Locate every line in the records below that contains the word "JSON", and copy each one.
**** RECORDS SUPPLIED
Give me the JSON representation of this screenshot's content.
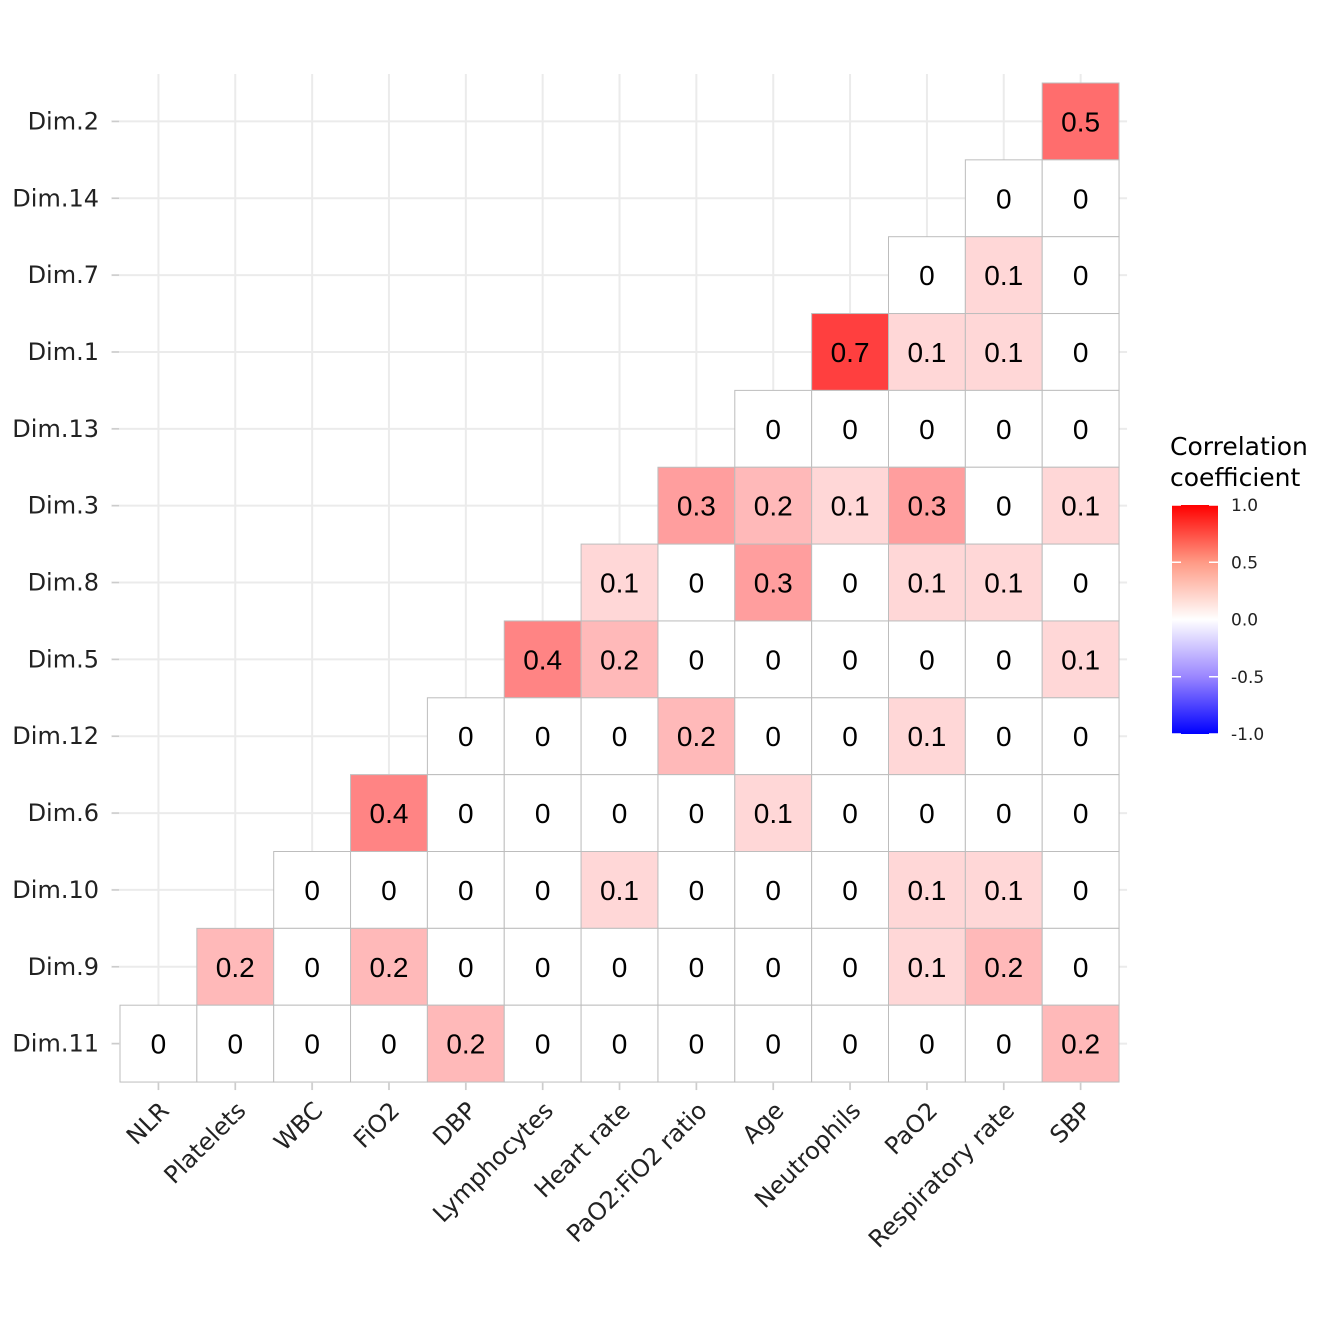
{
  "chart_data": {
    "type": "heatmap",
    "x_categories": [
      "NLR",
      "Platelets",
      "WBC",
      "FiO2",
      "DBP",
      "Lymphocytes",
      "Heart rate",
      "PaO2:FiO2 ratio",
      "Age",
      "Neutrophils",
      "PaO2",
      "Respiratory rate",
      "SBP"
    ],
    "y_categories": [
      "Dim.2",
      "Dim.14",
      "Dim.7",
      "Dim.1",
      "Dim.13",
      "Dim.3",
      "Dim.8",
      "Dim.5",
      "Dim.12",
      "Dim.6",
      "Dim.10",
      "Dim.9",
      "Dim.11"
    ],
    "values": [
      [
        null,
        null,
        null,
        null,
        null,
        null,
        null,
        null,
        null,
        null,
        null,
        null,
        0.5
      ],
      [
        null,
        null,
        null,
        null,
        null,
        null,
        null,
        null,
        null,
        null,
        null,
        0,
        0
      ],
      [
        null,
        null,
        null,
        null,
        null,
        null,
        null,
        null,
        null,
        null,
        0,
        0.1,
        0
      ],
      [
        null,
        null,
        null,
        null,
        null,
        null,
        null,
        null,
        null,
        0.7,
        0.1,
        0.1,
        0
      ],
      [
        null,
        null,
        null,
        null,
        null,
        null,
        null,
        null,
        0,
        0,
        0,
        0,
        0
      ],
      [
        null,
        null,
        null,
        null,
        null,
        null,
        null,
        0.3,
        0.2,
        0.1,
        0.3,
        0,
        0.1
      ],
      [
        null,
        null,
        null,
        null,
        null,
        null,
        0.1,
        0,
        0.3,
        0,
        0.1,
        0.1,
        0
      ],
      [
        null,
        null,
        null,
        null,
        null,
        0.4,
        0.2,
        0,
        0,
        0,
        0,
        0,
        0.1
      ],
      [
        null,
        null,
        null,
        null,
        0,
        0,
        0,
        0.2,
        0,
        0,
        0.1,
        0,
        0
      ],
      [
        null,
        null,
        null,
        0.4,
        0,
        0,
        0,
        0,
        0.1,
        0,
        0,
        0,
        0
      ],
      [
        null,
        null,
        0,
        0,
        0,
        0,
        0.1,
        0,
        0,
        0,
        0.1,
        0.1,
        0
      ],
      [
        null,
        0.2,
        0,
        0.2,
        0,
        0,
        0,
        0,
        0,
        0,
        0.1,
        0.2,
        0
      ],
      [
        0,
        0,
        0,
        0,
        0.2,
        0,
        0,
        0,
        0,
        0,
        0,
        0,
        0.2
      ]
    ],
    "value_labels": [
      [
        null,
        null,
        null,
        null,
        null,
        null,
        null,
        null,
        null,
        null,
        null,
        null,
        "0.5"
      ],
      [
        null,
        null,
        null,
        null,
        null,
        null,
        null,
        null,
        null,
        null,
        null,
        "0",
        "0"
      ],
      [
        null,
        null,
        null,
        null,
        null,
        null,
        null,
        null,
        null,
        null,
        "0",
        "0.1",
        "0"
      ],
      [
        null,
        null,
        null,
        null,
        null,
        null,
        null,
        null,
        null,
        "0.7",
        "0.1",
        "0.1",
        "0"
      ],
      [
        null,
        null,
        null,
        null,
        null,
        null,
        null,
        null,
        "0",
        "0",
        "0",
        "0",
        "0"
      ],
      [
        null,
        null,
        null,
        null,
        null,
        null,
        null,
        "0.3",
        "0.2",
        "0.1",
        "0.3",
        "0",
        "0.1"
      ],
      [
        null,
        null,
        null,
        null,
        null,
        null,
        "0.1",
        "0",
        "0.3",
        "0",
        "0.1",
        "0.1",
        "0"
      ],
      [
        null,
        null,
        null,
        null,
        null,
        "0.4",
        "0.2",
        "0",
        "0",
        "0",
        "0",
        "0",
        "0.1"
      ],
      [
        null,
        null,
        null,
        null,
        "0",
        "0",
        "0",
        "0.2",
        "0",
        "0",
        "0.1",
        "0",
        "0"
      ],
      [
        null,
        null,
        null,
        "0.4",
        "0",
        "0",
        "0",
        "0",
        "0.1",
        "0",
        "0",
        "0",
        "0"
      ],
      [
        null,
        null,
        "0",
        "0",
        "0",
        "0",
        "0.1",
        "0",
        "0",
        "0",
        "0.1",
        "0.1",
        "0"
      ],
      [
        null,
        "0.2",
        "0",
        "0.2",
        "0",
        "0",
        "0",
        "0",
        "0",
        "0",
        "0.1",
        "0.2",
        "0"
      ],
      [
        "0",
        "0",
        "0",
        "0",
        "0.2",
        "0",
        "0",
        "0",
        "0",
        "0",
        "0",
        "0",
        "0.2"
      ]
    ],
    "legend": {
      "title_lines": [
        "Correlation",
        "coefficient"
      ],
      "ticks": [
        1.0,
        0.5,
        0.0,
        -0.5,
        -1.0
      ],
      "tick_labels": [
        "1.0",
        "0.5",
        "0.0",
        "-0.5",
        "-1.0"
      ],
      "range": [
        -1,
        1
      ],
      "placement": "right"
    },
    "color_scale": {
      "low": "#0000ff",
      "mid": "#ffffff",
      "high": "#ff0000"
    },
    "grid": true
  }
}
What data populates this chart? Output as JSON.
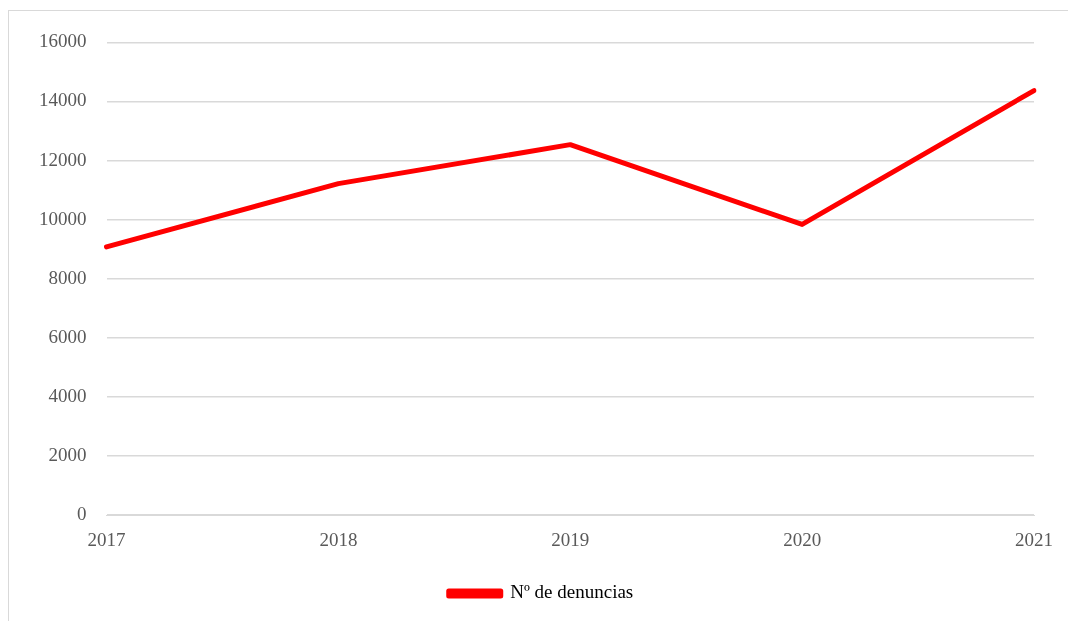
{
  "chart_data": {
    "type": "line",
    "categories": [
      "2017",
      "2018",
      "2019",
      "2020",
      "2021"
    ],
    "series": [
      {
        "name": "Nº de denuncias",
        "color": "#ff0000",
        "values": [
          9080,
          11220,
          12540,
          9840,
          14370
        ]
      }
    ],
    "ylim": [
      0,
      16000
    ],
    "yticks": [
      0,
      2000,
      4000,
      6000,
      8000,
      10000,
      12000,
      14000,
      16000
    ],
    "grid": "y",
    "legend": "bottom",
    "marker": "none",
    "line_style": "solid"
  }
}
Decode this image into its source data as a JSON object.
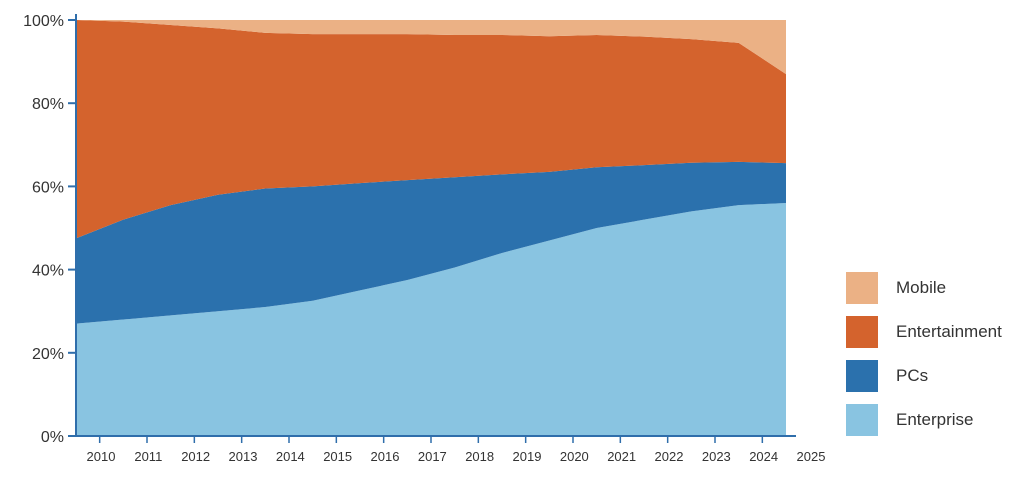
{
  "chart_data": {
    "type": "area",
    "stacked": true,
    "x": [
      "2010",
      "2011",
      "2012",
      "2013",
      "2014",
      "2015",
      "2016",
      "2017",
      "2018",
      "2019",
      "2020",
      "2021",
      "2022",
      "2023",
      "2024",
      "2025"
    ],
    "series": [
      {
        "name": "Enterprise",
        "color": "#89c4e1",
        "values": [
          27,
          28,
          29,
          30,
          31,
          32.5,
          35,
          37.5,
          40.5,
          44,
          47,
          50,
          52,
          54,
          55.5,
          56
        ]
      },
      {
        "name": "PCs",
        "color": "#2b71ad",
        "values": [
          20.5,
          24,
          26.5,
          28,
          28.5,
          27.5,
          25.8,
          24,
          21.7,
          18.9,
          16.5,
          14.6,
          13.1,
          11.7,
          10.4,
          9.6
        ]
      },
      {
        "name": "Entertainment",
        "color": "#d4632d",
        "values": [
          52.5,
          47.6,
          43.3,
          40,
          37.4,
          36.6,
          35.8,
          35.1,
          34.2,
          33.5,
          32.6,
          31.8,
          30.9,
          29.7,
          28.6,
          21.4
        ]
      },
      {
        "name": "Mobile",
        "color": "#ebb185",
        "values": [
          0,
          0.4,
          1.2,
          2,
          3.1,
          3.4,
          3.4,
          3.4,
          3.6,
          3.6,
          3.9,
          3.6,
          4,
          4.6,
          5.5,
          13
        ]
      }
    ],
    "ylim": [
      0,
      100
    ],
    "yticks": [
      "0%",
      "20%",
      "40%",
      "60%",
      "80%",
      "100%"
    ],
    "xlabel": "",
    "ylabel": "",
    "legend_position": "right",
    "axis_color": "#2f6eab"
  },
  "legend": [
    {
      "name": "Mobile",
      "color": "#ebb185"
    },
    {
      "name": "Entertainment",
      "color": "#d4632d"
    },
    {
      "name": "PCs",
      "color": "#2b71ad"
    },
    {
      "name": "Enterprise",
      "color": "#89c4e1"
    }
  ]
}
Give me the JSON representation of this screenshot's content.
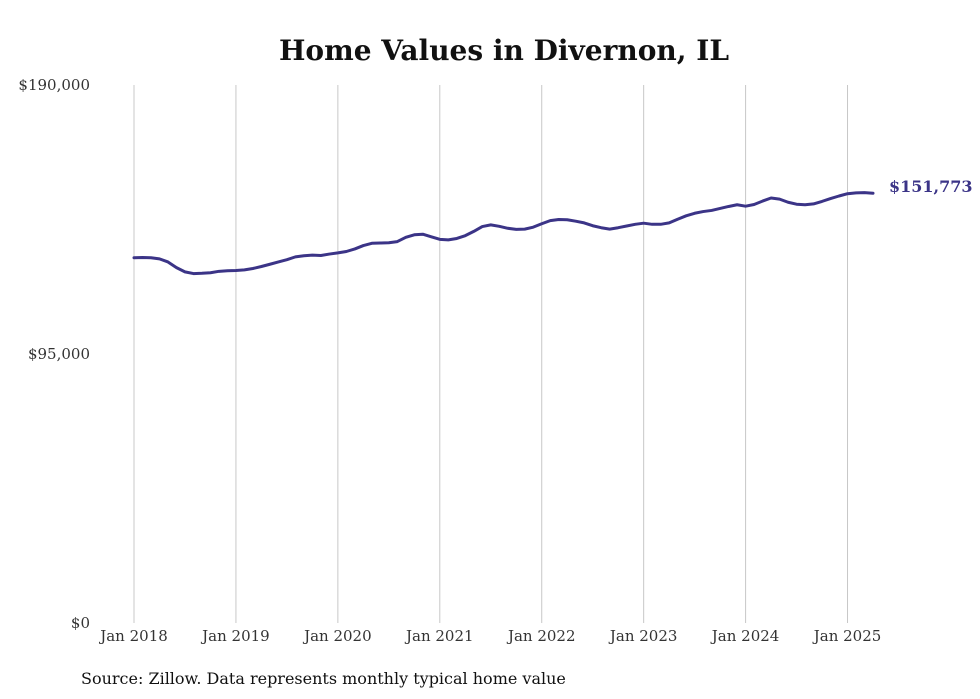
{
  "chart_data": {
    "type": "line",
    "title": "Home Values in Divernon, IL",
    "source": "Source: Zillow. Data represents monthly typical home value",
    "line_color": "#3b3487",
    "grid_color": "#c8c8c8",
    "ylim": [
      0,
      190000
    ],
    "y_ticks": [
      {
        "value": 0,
        "label": "$0"
      },
      {
        "value": 95000,
        "label": "$95,000"
      },
      {
        "value": 190000,
        "label": "$190,000"
      }
    ],
    "xlim": [
      "2018-01",
      "2025-04"
    ],
    "x_ticks": [
      {
        "date": "2018-01",
        "label": "Jan 2018"
      },
      {
        "date": "2019-01",
        "label": "Jan 2019"
      },
      {
        "date": "2020-01",
        "label": "Jan 2020"
      },
      {
        "date": "2021-01",
        "label": "Jan 2021"
      },
      {
        "date": "2022-01",
        "label": "Jan 2022"
      },
      {
        "date": "2023-01",
        "label": "Jan 2023"
      },
      {
        "date": "2024-01",
        "label": "Jan 2024"
      },
      {
        "date": "2025-01",
        "label": "Jan 2025"
      }
    ],
    "grid": {
      "vertical": true,
      "horizontal": false
    },
    "end_label": "$151,773",
    "series": [
      {
        "x": [
          "2018-01",
          "2018-02",
          "2018-03",
          "2018-04",
          "2018-05",
          "2018-06",
          "2018-07",
          "2018-08",
          "2018-09",
          "2018-10",
          "2018-11",
          "2018-12",
          "2019-01",
          "2019-02",
          "2019-03",
          "2019-04",
          "2019-05",
          "2019-06",
          "2019-07",
          "2019-08",
          "2019-09",
          "2019-10",
          "2019-11",
          "2019-12",
          "2020-01",
          "2020-02",
          "2020-03",
          "2020-04",
          "2020-05",
          "2020-06",
          "2020-07",
          "2020-08",
          "2020-09",
          "2020-10",
          "2020-11",
          "2020-12",
          "2021-01",
          "2021-02",
          "2021-03",
          "2021-04",
          "2021-05",
          "2021-06",
          "2021-07",
          "2021-08",
          "2021-09",
          "2021-10",
          "2021-11",
          "2021-12",
          "2022-01",
          "2022-02",
          "2022-03",
          "2022-04",
          "2022-05",
          "2022-06",
          "2022-07",
          "2022-08",
          "2022-09",
          "2022-10",
          "2022-11",
          "2022-12",
          "2023-01",
          "2023-02",
          "2023-03",
          "2023-04",
          "2023-05",
          "2023-06",
          "2023-07",
          "2023-08",
          "2023-09",
          "2023-10",
          "2023-11",
          "2023-12",
          "2024-01",
          "2024-02",
          "2024-03",
          "2024-04",
          "2024-05",
          "2024-06",
          "2024-07",
          "2024-08",
          "2024-09",
          "2024-10",
          "2024-11",
          "2024-12",
          "2025-01",
          "2025-02",
          "2025-03",
          "2025-04"
        ],
        "values": [
          129000,
          129100,
          129000,
          128600,
          127500,
          125500,
          124000,
          123400,
          123500,
          123700,
          124200,
          124400,
          124500,
          124700,
          125200,
          125900,
          126700,
          127500,
          128300,
          129300,
          129700,
          129900,
          129800,
          130300,
          130700,
          131200,
          132100,
          133300,
          134100,
          134200,
          134300,
          134700,
          136200,
          137100,
          137300,
          136400,
          135500,
          135300,
          135800,
          136800,
          138300,
          140000,
          140600,
          140100,
          139400,
          139000,
          139100,
          139800,
          141000,
          142100,
          142500,
          142400,
          141900,
          141300,
          140300,
          139600,
          139100,
          139600,
          140200,
          140800,
          141200,
          140800,
          140800,
          141300,
          142600,
          143800,
          144700,
          145300,
          145700,
          146400,
          147100,
          147700,
          147200,
          147800,
          149000,
          150100,
          149700,
          148600,
          147900,
          147700,
          148000,
          148900,
          149900,
          150800,
          151600,
          151900,
          152000,
          151773
        ]
      }
    ]
  }
}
********
FINISHED ANSWER
Give me the JSON representation of this screenshot's content.
What data populates this chart? Output as JSON.
Decode this image into its source data as a JSON object.
Give me the JSON representation of this screenshot's content.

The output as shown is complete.